__Instruction__.
Copy the data word for word, from the line that contains "What elements are" through the line that contains "x-tick-label: Apr <box>596 583 613 595</box>", with both of those lines included.

__Record list__.
· · · · ·

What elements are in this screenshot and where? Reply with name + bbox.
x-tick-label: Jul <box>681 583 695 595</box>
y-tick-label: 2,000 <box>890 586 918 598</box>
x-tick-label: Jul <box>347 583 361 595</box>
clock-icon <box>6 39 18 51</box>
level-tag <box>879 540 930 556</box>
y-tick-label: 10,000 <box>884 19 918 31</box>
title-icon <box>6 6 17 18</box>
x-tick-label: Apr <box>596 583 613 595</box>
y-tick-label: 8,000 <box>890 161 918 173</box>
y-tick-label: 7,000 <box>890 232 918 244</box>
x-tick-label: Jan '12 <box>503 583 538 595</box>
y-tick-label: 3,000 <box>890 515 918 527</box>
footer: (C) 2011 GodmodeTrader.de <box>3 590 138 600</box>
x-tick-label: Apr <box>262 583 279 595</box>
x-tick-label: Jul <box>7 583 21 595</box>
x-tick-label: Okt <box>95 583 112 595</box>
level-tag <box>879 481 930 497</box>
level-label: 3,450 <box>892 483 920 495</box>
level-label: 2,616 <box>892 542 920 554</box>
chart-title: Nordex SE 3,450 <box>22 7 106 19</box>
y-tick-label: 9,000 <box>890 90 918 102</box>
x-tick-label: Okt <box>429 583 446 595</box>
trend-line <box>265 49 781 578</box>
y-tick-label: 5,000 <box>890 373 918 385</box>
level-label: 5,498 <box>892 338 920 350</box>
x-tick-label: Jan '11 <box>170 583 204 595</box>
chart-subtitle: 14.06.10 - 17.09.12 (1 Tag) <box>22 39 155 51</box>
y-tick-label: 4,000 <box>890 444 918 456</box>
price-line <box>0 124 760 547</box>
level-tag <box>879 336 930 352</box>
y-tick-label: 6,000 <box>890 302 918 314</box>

· · · · ·

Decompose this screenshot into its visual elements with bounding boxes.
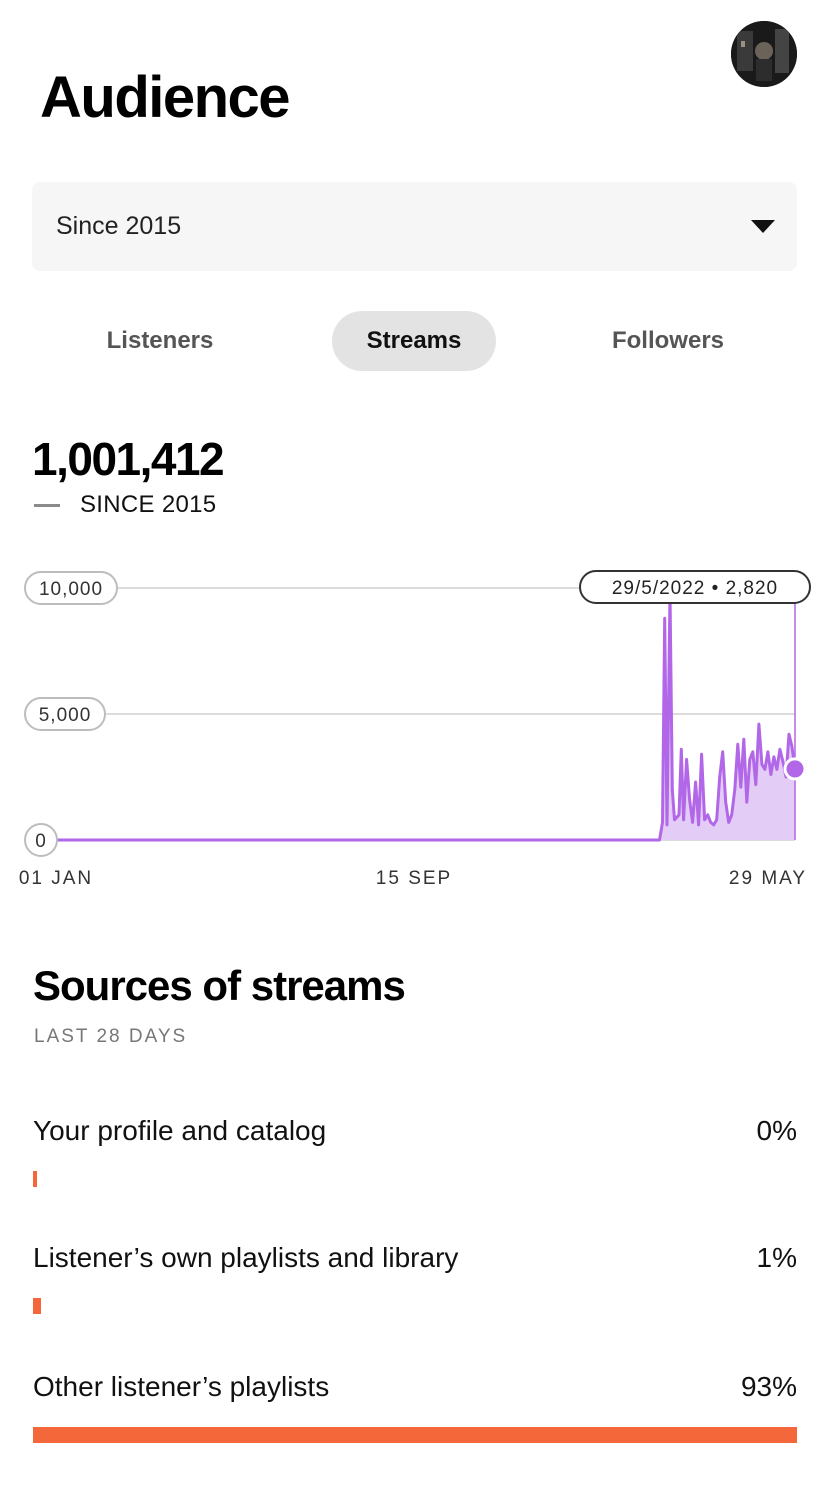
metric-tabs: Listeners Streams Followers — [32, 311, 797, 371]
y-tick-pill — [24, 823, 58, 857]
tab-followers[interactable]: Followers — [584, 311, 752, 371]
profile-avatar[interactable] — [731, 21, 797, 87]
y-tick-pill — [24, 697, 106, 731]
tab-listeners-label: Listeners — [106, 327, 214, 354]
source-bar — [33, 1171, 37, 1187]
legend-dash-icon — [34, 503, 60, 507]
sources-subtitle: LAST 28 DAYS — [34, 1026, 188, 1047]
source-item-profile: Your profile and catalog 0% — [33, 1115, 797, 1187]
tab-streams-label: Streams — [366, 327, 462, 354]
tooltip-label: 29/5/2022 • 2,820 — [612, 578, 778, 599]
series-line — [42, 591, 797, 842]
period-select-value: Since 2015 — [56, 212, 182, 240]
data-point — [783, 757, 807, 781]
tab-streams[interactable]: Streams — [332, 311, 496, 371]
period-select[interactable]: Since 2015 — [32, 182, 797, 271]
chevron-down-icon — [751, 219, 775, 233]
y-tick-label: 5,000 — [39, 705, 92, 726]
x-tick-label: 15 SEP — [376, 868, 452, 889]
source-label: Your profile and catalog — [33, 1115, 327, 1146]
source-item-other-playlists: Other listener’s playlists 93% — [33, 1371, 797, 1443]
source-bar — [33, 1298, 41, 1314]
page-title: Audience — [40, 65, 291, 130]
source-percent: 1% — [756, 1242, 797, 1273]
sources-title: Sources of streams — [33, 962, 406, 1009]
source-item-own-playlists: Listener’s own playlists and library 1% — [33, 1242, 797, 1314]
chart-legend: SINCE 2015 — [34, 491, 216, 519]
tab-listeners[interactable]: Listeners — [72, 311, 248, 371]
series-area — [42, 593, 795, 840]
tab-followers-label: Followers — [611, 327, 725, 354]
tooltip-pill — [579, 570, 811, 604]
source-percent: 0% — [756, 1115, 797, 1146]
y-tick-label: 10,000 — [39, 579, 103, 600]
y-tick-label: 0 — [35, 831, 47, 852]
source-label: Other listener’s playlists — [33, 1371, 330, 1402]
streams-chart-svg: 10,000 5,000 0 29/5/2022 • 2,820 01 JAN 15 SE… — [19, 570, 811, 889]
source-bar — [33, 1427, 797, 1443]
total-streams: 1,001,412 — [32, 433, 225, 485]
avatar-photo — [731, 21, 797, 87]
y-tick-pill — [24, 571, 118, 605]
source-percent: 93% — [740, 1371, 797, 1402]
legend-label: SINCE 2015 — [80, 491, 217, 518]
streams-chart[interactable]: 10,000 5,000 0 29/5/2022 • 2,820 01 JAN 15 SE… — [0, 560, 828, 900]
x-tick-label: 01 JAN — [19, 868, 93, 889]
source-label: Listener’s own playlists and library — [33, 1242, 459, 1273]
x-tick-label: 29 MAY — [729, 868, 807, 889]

· · · · ·

__Solution for this exercise__.
What elements are in this screenshot and where? Reply with name + bbox.
x-tick-label: Jul <box>681 583 695 595</box>
y-tick-label: 2,000 <box>890 586 918 598</box>
x-tick-label: Jul <box>347 583 361 595</box>
clock-icon <box>6 39 18 51</box>
level-tag <box>879 540 930 556</box>
y-tick-label: 10,000 <box>884 19 918 31</box>
title-icon <box>6 6 17 18</box>
x-tick-label: Apr <box>596 583 613 595</box>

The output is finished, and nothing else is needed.